━━━━━ 課題文 ━━━━━
2024年9月26日号
「今週の談話」
めまいの患者さんはどこで診てもらえればいいのかと迷っている方がいらっしゃいます。
めまいの原因の大半が耳(内耳)からきていることから、耳鼻咽喉科医のめまいを勉強している診療所(医院)に行けばいいでしょう。
めまいの一部には脳の血管障害などが原因となることがあり、その疑いのある方は脳内科などに行かれるといいです。
またある方は精神科疾患(うつ病など)と関係がある場合もあります。その時は抗うつ病薬を飲む必要があります。
めまいに効果的な薬は漢方薬に多いため東洋医学を勉強している医院に行かれることも勧められます。
私はこれらのことを踏まえためまいの治療を行なっている関係で、めまいの治療と対策の講演を時々頼まれます。今回松山市で行っためまいの講演の一部をまとめました。
めまいの治療について
症例 1)
30年ほど前にめまいが生じ、その後数年に一度めまいを繰り返している高齢者。
最近生じためまいは治療を受けても治らず、2年間もめまいで悩んでいました。
━━━━━ 記録の抜粋 ━━━━━
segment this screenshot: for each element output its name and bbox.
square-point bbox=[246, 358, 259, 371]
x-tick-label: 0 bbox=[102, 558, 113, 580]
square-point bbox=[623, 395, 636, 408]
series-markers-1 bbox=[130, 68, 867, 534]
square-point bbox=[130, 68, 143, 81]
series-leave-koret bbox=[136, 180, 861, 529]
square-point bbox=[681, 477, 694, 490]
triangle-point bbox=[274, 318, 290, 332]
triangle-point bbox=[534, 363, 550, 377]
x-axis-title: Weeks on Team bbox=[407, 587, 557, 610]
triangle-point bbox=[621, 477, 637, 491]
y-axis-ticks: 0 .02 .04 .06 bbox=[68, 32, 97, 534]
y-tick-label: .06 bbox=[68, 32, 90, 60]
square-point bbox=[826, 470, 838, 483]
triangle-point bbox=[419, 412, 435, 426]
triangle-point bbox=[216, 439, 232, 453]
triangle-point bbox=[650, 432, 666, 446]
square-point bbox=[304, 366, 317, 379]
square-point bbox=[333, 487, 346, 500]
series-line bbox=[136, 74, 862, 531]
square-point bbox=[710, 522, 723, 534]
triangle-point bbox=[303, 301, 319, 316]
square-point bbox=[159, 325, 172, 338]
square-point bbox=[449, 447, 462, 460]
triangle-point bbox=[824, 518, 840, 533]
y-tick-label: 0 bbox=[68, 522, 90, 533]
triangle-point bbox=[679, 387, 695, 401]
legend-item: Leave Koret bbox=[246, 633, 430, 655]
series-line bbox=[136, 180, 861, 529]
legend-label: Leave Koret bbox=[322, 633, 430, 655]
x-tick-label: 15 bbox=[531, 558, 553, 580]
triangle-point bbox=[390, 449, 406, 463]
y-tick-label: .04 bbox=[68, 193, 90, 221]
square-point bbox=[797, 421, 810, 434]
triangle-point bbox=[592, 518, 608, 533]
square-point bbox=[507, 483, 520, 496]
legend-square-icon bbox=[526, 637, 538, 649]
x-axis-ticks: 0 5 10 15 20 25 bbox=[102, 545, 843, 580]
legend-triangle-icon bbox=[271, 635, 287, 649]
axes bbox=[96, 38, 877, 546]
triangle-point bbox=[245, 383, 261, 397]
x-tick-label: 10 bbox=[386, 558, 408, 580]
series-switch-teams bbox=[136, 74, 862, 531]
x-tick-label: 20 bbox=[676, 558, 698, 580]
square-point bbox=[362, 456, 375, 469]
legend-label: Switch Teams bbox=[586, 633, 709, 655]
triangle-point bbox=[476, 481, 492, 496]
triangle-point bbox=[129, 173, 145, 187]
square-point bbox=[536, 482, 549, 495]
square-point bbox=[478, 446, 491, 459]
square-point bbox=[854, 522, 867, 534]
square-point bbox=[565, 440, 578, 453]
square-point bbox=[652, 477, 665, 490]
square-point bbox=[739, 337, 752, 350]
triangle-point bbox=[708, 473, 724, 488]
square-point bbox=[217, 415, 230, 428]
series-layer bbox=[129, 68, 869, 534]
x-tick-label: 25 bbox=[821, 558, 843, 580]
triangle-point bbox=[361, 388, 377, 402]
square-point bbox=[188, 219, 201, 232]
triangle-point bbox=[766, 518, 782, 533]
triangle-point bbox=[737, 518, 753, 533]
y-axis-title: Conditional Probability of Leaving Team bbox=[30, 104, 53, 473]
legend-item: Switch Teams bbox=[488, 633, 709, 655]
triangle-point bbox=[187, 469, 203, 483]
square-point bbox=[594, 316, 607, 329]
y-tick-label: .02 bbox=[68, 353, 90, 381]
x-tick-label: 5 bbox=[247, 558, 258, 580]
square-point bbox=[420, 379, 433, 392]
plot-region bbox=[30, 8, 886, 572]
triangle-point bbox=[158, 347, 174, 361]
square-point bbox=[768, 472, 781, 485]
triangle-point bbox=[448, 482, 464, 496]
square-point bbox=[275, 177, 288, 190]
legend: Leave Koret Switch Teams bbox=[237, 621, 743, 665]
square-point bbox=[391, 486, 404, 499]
━━━━━
▸ **課題の指示**
めまいの治療についての文章を、最後の一文の後から書き継げ。

▸ **出力結果**
私の医院に来られたときは何とか治して欲しいと懇願されました。
飲み薬を見せてもらうと、抗めまい剤、抗精神病薬、利尿薬など8種類ほどの薬を飲んでいました。症状を伺うと、メニエル病とすぐに分かりました。ただちにすべての薬をやめてもらい、漢方薬(苓桂朮甘湯 りょうけいじゅつかんとう)のみを飲んでもらいました。するとすぐにめまいが治りました。実は効かない薬をたくさん飲みその薬の副作用が重なりめまいをひどくさせていたのです。
症例 2)
高齢の男性。数年前からふらふらするめまい感が続いている、抗めまい剤など数種類の薬を飲んでいる。薬をいろいろと出してもめまい感は治らない。飲んでいる薬を検討してみると脳血管を広げるめまいの薬が怪しいと思い、これをしばらく休んでもらうとめまいは劇的に治りました。
症例 3)
ふらふらしためまい感があり、熱中症様症状があったため、熱中症の薬の清暑益湯(せいしょえききとう)を飲んでもらって様子をみていましたが十分に軽快しません。以前よりうつ病気質がみられたため、PPPDの可能性もあると思い抗うつ病薬を飲んでもらいました。ふらふら感は少しずつ良くなりましたが、完治はしませんでした。異常な暑い夏が終わりかける頃になると、症状は改善していきました。時にはこのような治療も必要となります。初めの2例は薬の副作用が原因でめまいが治りにくくなっていました。こういうことも多いので、薬の見直しでめまいが治ることがあります。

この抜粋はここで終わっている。